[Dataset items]
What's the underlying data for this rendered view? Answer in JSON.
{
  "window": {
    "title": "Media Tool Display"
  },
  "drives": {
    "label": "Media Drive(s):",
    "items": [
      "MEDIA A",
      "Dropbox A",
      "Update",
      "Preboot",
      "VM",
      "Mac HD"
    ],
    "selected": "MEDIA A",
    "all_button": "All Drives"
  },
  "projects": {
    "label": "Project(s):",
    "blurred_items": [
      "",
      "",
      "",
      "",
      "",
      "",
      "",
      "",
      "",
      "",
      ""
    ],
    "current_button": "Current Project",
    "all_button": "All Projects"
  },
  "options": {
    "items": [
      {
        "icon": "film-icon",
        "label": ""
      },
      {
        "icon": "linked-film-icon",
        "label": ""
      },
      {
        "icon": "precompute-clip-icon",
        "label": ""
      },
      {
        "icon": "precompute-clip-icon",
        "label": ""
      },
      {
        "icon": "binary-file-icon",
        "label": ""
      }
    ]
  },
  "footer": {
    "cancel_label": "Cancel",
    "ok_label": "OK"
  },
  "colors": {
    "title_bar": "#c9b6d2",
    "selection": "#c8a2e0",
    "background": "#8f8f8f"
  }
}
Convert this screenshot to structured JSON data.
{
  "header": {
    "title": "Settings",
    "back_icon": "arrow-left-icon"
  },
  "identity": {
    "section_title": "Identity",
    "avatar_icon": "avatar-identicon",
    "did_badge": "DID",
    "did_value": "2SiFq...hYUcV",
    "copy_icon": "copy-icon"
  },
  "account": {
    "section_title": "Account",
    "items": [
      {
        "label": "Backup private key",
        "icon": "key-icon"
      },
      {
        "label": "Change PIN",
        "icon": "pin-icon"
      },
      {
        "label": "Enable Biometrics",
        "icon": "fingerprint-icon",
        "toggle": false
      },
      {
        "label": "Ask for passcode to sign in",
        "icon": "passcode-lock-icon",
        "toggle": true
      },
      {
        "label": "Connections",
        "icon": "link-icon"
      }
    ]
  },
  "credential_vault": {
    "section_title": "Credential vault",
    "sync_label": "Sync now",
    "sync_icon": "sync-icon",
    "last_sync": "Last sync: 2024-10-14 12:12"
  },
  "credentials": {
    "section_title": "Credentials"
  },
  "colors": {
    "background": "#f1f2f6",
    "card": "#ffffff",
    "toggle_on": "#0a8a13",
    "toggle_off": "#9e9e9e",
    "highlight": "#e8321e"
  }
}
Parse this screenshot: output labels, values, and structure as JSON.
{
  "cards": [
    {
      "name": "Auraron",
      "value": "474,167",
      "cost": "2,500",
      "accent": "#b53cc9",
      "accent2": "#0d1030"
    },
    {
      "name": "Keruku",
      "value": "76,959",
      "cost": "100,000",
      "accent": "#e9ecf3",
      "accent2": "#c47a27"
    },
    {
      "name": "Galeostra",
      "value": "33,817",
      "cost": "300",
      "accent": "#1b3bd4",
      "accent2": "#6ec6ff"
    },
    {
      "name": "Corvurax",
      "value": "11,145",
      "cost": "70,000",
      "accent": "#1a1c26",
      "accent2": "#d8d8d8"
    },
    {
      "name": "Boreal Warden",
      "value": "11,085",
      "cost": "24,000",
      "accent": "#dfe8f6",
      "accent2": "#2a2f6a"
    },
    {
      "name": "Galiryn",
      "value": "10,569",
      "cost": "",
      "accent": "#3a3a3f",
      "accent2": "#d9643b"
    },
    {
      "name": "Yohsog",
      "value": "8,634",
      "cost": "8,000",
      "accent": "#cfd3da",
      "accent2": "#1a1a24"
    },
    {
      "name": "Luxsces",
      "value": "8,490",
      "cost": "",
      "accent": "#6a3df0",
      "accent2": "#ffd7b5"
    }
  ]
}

# [Challenge]
Reproduce the records above exactly as they appear.

# [Expected output]
What's the underlying data for this rendered view? Answer in JSON.
{
  "window": {
    "title": "Media Tool Display"
  },
  "drives": {
    "label": "Media Drive(s):",
    "items": [
      "MEDIA A",
      "Dropbox A",
      "Update",
      "Preboot",
      "VM",
      "Mac HD"
    ],
    "selected": "MEDIA A",
    "all_button": "All Drives"
  },
  "projects": {
    "label": "Project(s):",
    "blurred_items": [
      "",
      "",
      "",
      "",
      "",
      "",
      "",
      "",
      "",
      "",
      ""
    ],
    "current_button": "Current Project",
    "all_button": "All Projects"
  },
  "options": {
    "items": [
      {
        "icon": "film-icon",
        "label": ""
      },
      {
        "icon": "linked-film-icon",
        "label": ""
      },
      {
        "icon": "precompute-clip-icon",
        "label": ""
      },
      {
        "icon": "precompute-clip-icon",
        "label": ""
      },
      {
        "icon": "binary-file-icon",
        "label": ""
      }
    ]
  },
  "footer": {
    "cancel_label": "Cancel",
    "ok_label": "OK"
  },
  "colors": {
    "title_bar": "#c9b6d2",
    "selection": "#c8a2e0",
    "background": "#8f8f8f"
  }
}
Convert this screenshot to structured JSON data.
{
  "header": {
    "title": "Settings",
    "back_icon": "arrow-left-icon"
  },
  "identity": {
    "section_title": "Identity",
    "avatar_icon": "avatar-identicon",
    "did_badge": "DID",
    "did_value": "2SiFq...hYUcV",
    "copy_icon": "copy-icon"
  },
  "account": {
    "section_title": "Account",
    "items": [
      {
        "label": "Backup private key",
        "icon": "key-icon"
      },
      {
        "label": "Change PIN",
        "icon": "pin-icon"
      },
      {
        "label": "Enable Biometrics",
        "icon": "fingerprint-icon",
        "toggle": false
      },
      {
        "label": "Ask for passcode to sign in",
        "icon": "passcode-lock-icon",
        "toggle": true
      },
      {
        "label": "Connections",
        "icon": "link-icon"
      }
    ]
  },
  "credential_vault": {
    "section_title": "Credential vault",
    "sync_label": "Sync now",
    "sync_icon": "sync-icon",
    "last_sync": "Last sync: 2024-10-14 12:12"
  },
  "credentials": {
    "section_title": "Credentials"
  },
  "colors": {
    "background": "#f1f2f6",
    "card": "#ffffff",
    "toggle_on": "#0a8a13",
    "toggle_off": "#9e9e9e",
    "highlight": "#e8321e"
  }
}
Parse this screenshot: output labels, values, and structure as JSON.
{
  "cards": [
    {
      "name": "Auraron",
      "value": "474,167",
      "cost": "2,500",
      "accent": "#b53cc9",
      "accent2": "#0d1030"
    },
    {
      "name": "Keruku",
      "value": "76,959",
      "cost": "100,000",
      "accent": "#e9ecf3",
      "accent2": "#c47a27"
    },
    {
      "name": "Galeostra",
      "value": "33,817",
      "cost": "300",
      "accent": "#1b3bd4",
      "accent2": "#6ec6ff"
    },
    {
      "name": "Corvurax",
      "value": "11,145",
      "cost": "70,000",
      "accent": "#1a1c26",
      "accent2": "#d8d8d8"
    },
    {
      "name": "Boreal Warden",
      "value": "11,085",
      "cost": "24,000",
      "accent": "#dfe8f6",
      "accent2": "#2a2f6a"
    },
    {
      "name": "Galiryn",
      "value": "10,569",
      "cost": "",
      "accent": "#3a3a3f",
      "accent2": "#d9643b"
    },
    {
      "name": "Yohsog",
      "value": "8,634",
      "cost": "8,000",
      "accent": "#cfd3da",
      "accent2": "#1a1a24"
    },
    {
      "name": "Luxsces",
      "value": "8,490",
      "cost": "",
      "accent": "#6a3df0",
      "accent2": "#ffd7b5"
    }
  ]
}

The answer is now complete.